GIVEN INSTRUCTION: Could you rewrite these records with every "酒水商" changed to "经销商", leaving everything else as it is and omitting the pictures?

— begin RECORD EXTRACTS —

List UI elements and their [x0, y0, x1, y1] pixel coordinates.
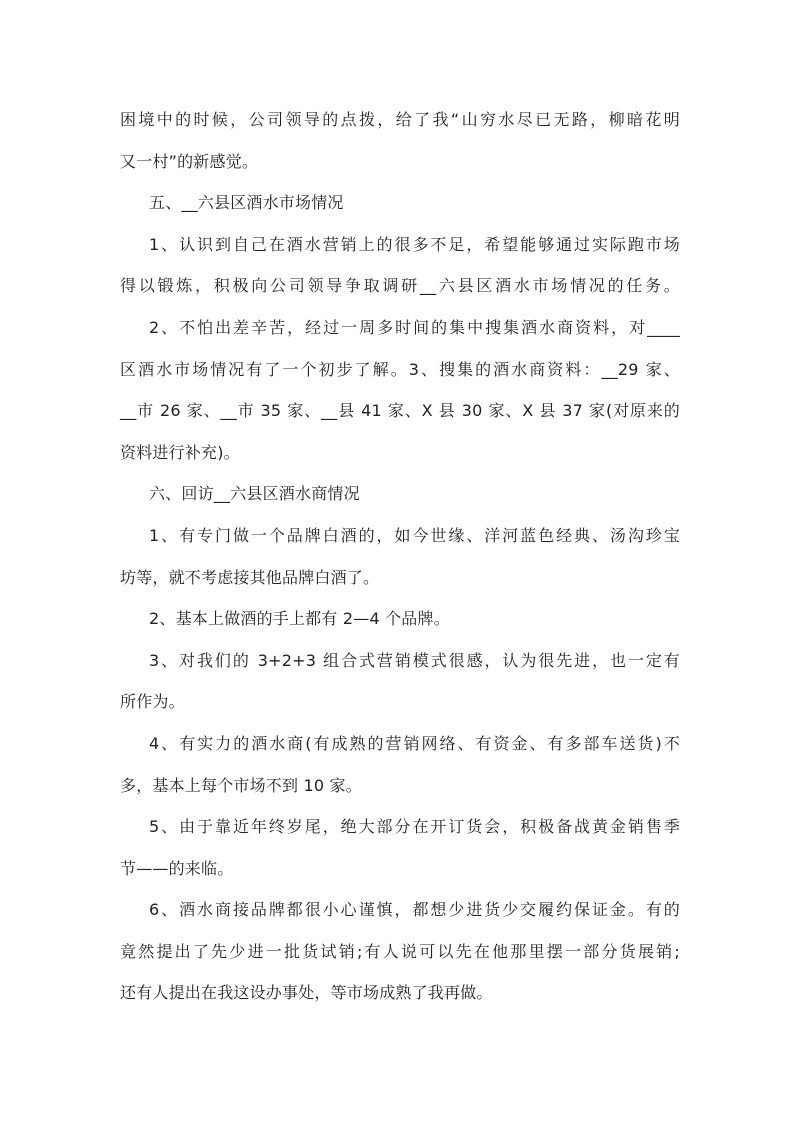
paragraph-line: 6、酒水商接品牌都很小心谨慎，都想少进货少交履约保证金。有的 — [149, 900, 680, 920]
paragraph-line: 竟然提出了先少进一批货试销;有人说可以先在他那里摆一部分货展销; — [120, 941, 680, 961]
paragraph-line: 节——的来临。 — [120, 858, 234, 878]
paragraph-line: 还有人提出在我这设办事处，等市场成熟了我再做。 — [120, 983, 493, 1003]
paragraph-line: 困境中的时候，公司领导的点拨，给了我“山穷水尽已无路，柳暗花明 — [120, 110, 680, 129]
document-body — [120, 99, 680, 1014]
paragraph-line: 4、有实力的酒水商(有成熟的营销网络、有资金、有多部车送货)不 — [149, 733, 680, 753]
paragraph-line: 坊等，就不考虑接其他品牌白酒了。 — [120, 567, 380, 587]
paragraph-line: 资料进行补充)。 — [120, 442, 240, 462]
paragraph-line: 2、不怕出差辛苦，经过一周多时间的集中搜集酒水商资料，对____ — [149, 317, 680, 337]
paragraph-line: 1、认识到自己在酒水营销上的很多不足，希望能够通过实际跑市场 — [149, 234, 680, 254]
paragraph-line: __市 26 家、__市 35 家、__县 41 家、X 县 30 家、X 县 37 家(对原来的 — [120, 401, 680, 421]
paragraph-line: 所作为。 — [120, 692, 185, 712]
section-heading-5: 五、__六县区酒水市场情况 — [149, 193, 344, 213]
paragraph-line: 2、基本上做酒的手上都有 2—4 个品牌。 — [149, 609, 450, 629]
paragraph-line: 区酒水市场情况有了一个初步了解。3、搜集的酒水商资料：__29 家、 — [120, 359, 680, 379]
section-heading-6: 六、回访__六县区酒水商情况 — [149, 484, 360, 504]
paragraph-line: 3、对我们的 3+2+3 组合式营销模式很感，认为很先进，也一定有 — [149, 650, 680, 670]
paragraph-line: 5、由于靠近年终岁尾，绝大部分在开订货会，积极备战黄金销售季 — [149, 817, 680, 837]
paragraph-line: 1、有专门做一个品牌白酒的，如今世缘、洋河蓝色经典、汤沟珍宝 — [149, 525, 680, 545]
paragraph-line: 得以锻炼，积极向公司领导争取调研__六县区酒水市场情况的任务。 — [120, 276, 680, 296]
paragraph-line: 又一村”的新感觉。 — [120, 151, 259, 171]
paragraph-line: 多，基本上每个市场不到 10 家。 — [120, 775, 362, 795]
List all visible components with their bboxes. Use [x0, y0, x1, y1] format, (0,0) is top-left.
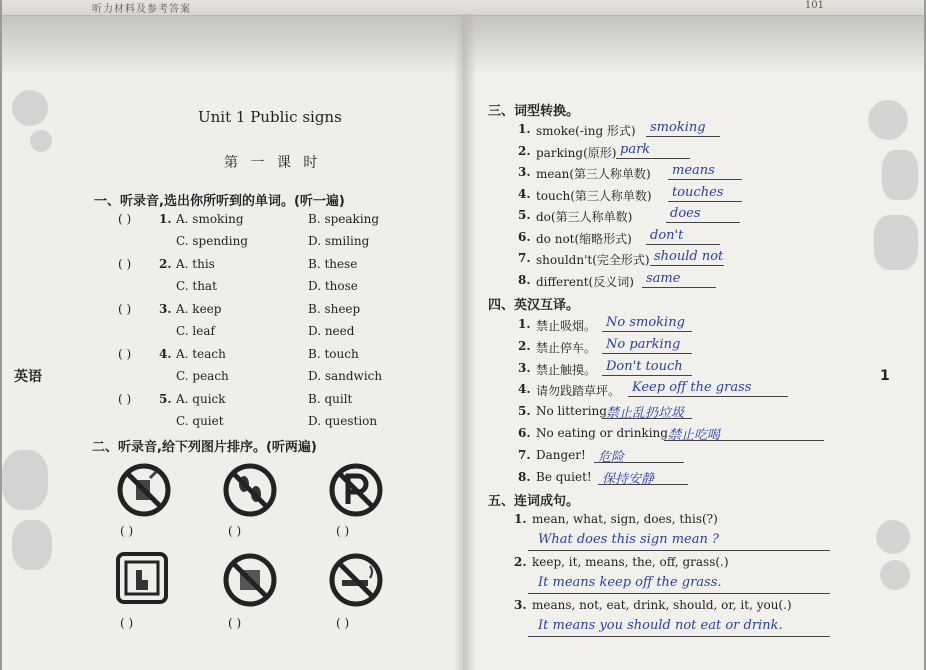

— end RECORD EXTRACTS —

WRITTEN RESPONSE:
List UI elements and their [x0, y0, x1, y1] pixel coordinates.
paragraph-line: 6、经销商接品牌都很小心谨慎，都想少进货少交履约保证金。有的 — [149, 900, 680, 920]
paragraph-line: 竟然提出了先少进一批货试销;有人说可以先在他那里摆一部分货展销; — [120, 941, 680, 961]
paragraph-line: 节——的来临。 — [120, 858, 234, 878]
paragraph-line: 还有人提出在我这设办事处，等市场成熟了我再做。 — [120, 983, 493, 1003]
paragraph-line: 困境中的时候，公司领导的点拨，给了我“山穷水尽已无路，柳暗花明 — [120, 110, 680, 129]
document-body — [120, 99, 680, 1014]
paragraph-line: 4、有实力的经销商(有成熟的营销网络、有资金、有多部车送货)不 — [149, 733, 680, 753]
paragraph-line: 坊等，就不考虑接其他品牌白酒了。 — [120, 567, 380, 587]
paragraph-line: 资料进行补充)。 — [120, 442, 240, 462]
paragraph-line: 2、不怕出差辛苦，经过一周多时间的集中搜集经销商资料，对____ — [149, 317, 680, 337]
paragraph-line: 1、认识到自己在酒水营销上的很多不足，希望能够通过实际跑市场 — [149, 234, 680, 254]
paragraph-line: __市 26 家、__市 35 家、__县 41 家、X 县 30 家、X 县 37 家(对原来的 — [120, 401, 680, 421]
paragraph-line: 所作为。 — [120, 692, 185, 712]
section-heading-5: 五、__六县区酒水市场情况 — [149, 193, 344, 213]
paragraph-line: 2、基本上做酒的手上都有 2—4 个品牌。 — [149, 609, 450, 629]
paragraph-line: 区酒水市场情况有了一个初步了解。3、搜集的经销商资料：__29 家、 — [120, 359, 680, 379]
section-heading-6: 六、回访__六县区经销商情况 — [149, 484, 360, 504]
paragraph-line: 3、对我们的 3+2+3 组合式营销模式很感，认为很先进，也一定有 — [149, 650, 680, 670]
paragraph-line: 5、由于靠近年终岁尾，绝大部分在开订货会，积极备战黄金销售季 — [149, 817, 680, 837]
paragraph-line: 1、有专门做一个品牌白酒的，如今世缘、洋河蓝色经典、汤沟珍宝 — [149, 525, 680, 545]
paragraph-line: 得以锻炼，积极向公司领导争取调研__六县区酒水市场情况的任务。 — [120, 276, 680, 296]
paragraph-line: 又一村”的新感觉。 — [120, 151, 259, 171]
paragraph-line: 多，基本上每个市场不到 10 家。 — [120, 775, 362, 795]
List all visible components with their bboxes. Use [x0, y0, x1, y1] format, (0,0) is top-left.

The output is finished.